Copy every line that holds "xlabel".

===== Record set

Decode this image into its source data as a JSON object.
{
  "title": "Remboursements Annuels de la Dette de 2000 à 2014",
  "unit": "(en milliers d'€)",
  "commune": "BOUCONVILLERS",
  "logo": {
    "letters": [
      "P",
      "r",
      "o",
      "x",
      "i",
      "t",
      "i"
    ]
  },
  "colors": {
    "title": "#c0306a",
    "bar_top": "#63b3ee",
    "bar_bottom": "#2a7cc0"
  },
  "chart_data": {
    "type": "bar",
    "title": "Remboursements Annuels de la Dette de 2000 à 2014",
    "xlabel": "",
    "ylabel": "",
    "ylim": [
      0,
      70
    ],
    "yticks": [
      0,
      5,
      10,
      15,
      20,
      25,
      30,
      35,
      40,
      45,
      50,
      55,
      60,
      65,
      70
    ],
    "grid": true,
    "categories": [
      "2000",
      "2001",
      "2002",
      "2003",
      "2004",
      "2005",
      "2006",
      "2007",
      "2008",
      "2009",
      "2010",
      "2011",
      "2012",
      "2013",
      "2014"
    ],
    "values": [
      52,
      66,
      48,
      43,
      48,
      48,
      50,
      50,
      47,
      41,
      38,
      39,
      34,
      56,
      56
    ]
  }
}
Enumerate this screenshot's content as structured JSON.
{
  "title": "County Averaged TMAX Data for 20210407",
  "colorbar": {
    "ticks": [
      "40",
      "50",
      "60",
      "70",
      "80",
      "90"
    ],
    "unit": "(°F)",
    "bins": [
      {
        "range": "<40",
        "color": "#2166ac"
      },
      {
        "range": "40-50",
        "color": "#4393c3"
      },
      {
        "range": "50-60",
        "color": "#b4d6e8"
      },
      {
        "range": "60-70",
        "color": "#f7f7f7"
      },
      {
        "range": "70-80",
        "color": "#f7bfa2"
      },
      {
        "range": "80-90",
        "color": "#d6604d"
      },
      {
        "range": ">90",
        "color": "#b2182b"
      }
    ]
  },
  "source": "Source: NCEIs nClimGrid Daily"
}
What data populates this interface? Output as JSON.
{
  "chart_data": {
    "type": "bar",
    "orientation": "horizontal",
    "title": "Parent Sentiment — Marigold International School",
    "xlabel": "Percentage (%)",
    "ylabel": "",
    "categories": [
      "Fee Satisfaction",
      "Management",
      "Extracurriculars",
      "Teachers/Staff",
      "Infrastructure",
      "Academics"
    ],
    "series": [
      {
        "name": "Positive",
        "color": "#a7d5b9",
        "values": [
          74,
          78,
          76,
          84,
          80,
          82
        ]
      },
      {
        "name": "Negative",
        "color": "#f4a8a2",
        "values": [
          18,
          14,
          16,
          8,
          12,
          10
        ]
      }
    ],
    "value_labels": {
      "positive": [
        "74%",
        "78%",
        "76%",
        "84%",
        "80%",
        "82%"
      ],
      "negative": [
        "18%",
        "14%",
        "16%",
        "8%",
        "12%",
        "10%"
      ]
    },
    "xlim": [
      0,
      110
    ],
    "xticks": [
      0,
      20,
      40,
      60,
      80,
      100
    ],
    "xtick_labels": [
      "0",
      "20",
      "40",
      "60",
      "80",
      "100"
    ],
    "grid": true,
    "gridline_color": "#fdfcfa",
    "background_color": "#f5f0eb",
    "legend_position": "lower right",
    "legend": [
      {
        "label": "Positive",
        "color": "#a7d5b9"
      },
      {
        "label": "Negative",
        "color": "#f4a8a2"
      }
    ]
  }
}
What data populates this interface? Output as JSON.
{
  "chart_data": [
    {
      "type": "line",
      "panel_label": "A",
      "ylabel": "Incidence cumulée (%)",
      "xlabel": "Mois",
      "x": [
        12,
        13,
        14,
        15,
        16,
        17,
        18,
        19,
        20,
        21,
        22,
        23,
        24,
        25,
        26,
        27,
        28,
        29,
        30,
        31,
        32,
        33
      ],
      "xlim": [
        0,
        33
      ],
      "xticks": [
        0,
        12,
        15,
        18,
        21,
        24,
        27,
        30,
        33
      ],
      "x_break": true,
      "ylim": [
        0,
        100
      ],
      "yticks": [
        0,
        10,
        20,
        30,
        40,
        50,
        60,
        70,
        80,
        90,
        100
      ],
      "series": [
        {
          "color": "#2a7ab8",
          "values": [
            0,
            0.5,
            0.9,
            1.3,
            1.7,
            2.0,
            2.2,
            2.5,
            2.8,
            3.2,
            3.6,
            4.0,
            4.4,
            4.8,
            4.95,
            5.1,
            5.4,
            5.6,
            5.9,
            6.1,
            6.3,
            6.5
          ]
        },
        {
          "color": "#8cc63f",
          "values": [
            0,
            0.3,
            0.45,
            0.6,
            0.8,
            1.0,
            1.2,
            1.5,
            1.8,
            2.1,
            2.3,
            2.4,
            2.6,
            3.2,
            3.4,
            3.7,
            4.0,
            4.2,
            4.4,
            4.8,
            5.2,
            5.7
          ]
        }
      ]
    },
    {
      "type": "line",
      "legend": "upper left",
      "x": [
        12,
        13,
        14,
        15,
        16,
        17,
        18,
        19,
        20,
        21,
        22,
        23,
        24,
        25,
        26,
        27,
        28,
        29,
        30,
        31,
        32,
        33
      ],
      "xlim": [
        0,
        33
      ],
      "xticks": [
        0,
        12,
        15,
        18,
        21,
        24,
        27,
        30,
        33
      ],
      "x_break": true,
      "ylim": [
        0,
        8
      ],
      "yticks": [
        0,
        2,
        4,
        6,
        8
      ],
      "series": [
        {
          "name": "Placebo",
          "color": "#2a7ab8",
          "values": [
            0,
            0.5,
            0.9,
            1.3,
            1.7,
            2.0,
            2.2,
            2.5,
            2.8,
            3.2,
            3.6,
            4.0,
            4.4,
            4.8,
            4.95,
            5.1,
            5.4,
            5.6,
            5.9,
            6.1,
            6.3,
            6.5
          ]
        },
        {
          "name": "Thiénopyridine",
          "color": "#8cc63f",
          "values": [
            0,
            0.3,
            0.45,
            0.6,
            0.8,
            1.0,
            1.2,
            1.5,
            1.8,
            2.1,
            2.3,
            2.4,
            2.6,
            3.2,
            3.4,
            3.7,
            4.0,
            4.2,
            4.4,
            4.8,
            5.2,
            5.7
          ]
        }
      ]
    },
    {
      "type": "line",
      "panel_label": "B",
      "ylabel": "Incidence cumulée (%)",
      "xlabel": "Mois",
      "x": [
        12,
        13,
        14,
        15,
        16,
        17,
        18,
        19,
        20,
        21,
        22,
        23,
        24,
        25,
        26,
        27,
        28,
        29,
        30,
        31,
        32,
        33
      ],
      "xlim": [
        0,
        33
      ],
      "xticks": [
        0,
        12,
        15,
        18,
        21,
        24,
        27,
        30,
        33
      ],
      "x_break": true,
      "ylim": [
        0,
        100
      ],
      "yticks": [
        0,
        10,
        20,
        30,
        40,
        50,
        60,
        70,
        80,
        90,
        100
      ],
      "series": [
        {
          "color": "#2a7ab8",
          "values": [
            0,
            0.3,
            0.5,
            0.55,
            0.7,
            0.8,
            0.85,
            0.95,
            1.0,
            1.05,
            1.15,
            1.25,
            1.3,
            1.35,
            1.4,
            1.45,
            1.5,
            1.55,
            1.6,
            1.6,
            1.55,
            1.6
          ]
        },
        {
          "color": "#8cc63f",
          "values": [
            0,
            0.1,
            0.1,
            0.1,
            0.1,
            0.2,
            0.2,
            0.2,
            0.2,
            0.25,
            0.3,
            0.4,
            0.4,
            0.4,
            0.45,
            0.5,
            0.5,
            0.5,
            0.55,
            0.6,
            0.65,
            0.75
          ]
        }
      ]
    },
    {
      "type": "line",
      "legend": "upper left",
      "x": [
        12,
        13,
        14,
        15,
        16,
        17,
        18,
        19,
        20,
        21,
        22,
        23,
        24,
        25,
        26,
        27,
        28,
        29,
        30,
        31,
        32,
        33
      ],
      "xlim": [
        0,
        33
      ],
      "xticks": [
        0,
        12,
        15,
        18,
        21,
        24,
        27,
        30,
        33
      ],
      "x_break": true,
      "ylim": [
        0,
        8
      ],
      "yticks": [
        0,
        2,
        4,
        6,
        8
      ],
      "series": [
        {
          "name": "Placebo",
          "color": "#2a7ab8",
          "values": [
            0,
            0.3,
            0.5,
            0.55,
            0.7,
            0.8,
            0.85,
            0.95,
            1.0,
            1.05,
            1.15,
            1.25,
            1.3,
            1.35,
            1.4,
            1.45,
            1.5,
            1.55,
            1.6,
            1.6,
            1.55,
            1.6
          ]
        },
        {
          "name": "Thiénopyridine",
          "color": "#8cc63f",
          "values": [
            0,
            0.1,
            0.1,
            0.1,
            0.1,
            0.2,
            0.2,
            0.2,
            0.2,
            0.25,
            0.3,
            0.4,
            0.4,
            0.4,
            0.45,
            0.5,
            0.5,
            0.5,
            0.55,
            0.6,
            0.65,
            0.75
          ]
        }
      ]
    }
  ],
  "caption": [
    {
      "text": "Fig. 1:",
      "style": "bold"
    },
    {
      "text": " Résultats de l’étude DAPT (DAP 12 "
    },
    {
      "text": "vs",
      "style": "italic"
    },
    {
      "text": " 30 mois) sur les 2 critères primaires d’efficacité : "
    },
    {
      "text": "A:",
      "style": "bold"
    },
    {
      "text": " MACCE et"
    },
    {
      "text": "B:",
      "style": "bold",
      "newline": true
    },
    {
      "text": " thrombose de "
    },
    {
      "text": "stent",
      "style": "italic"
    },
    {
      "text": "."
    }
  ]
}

==========

_Task response_:
    "xlabel": "",
    "xlabel": "Percentage (%)",
      "xlabel": "Mois",
      "xlabel": "Mois",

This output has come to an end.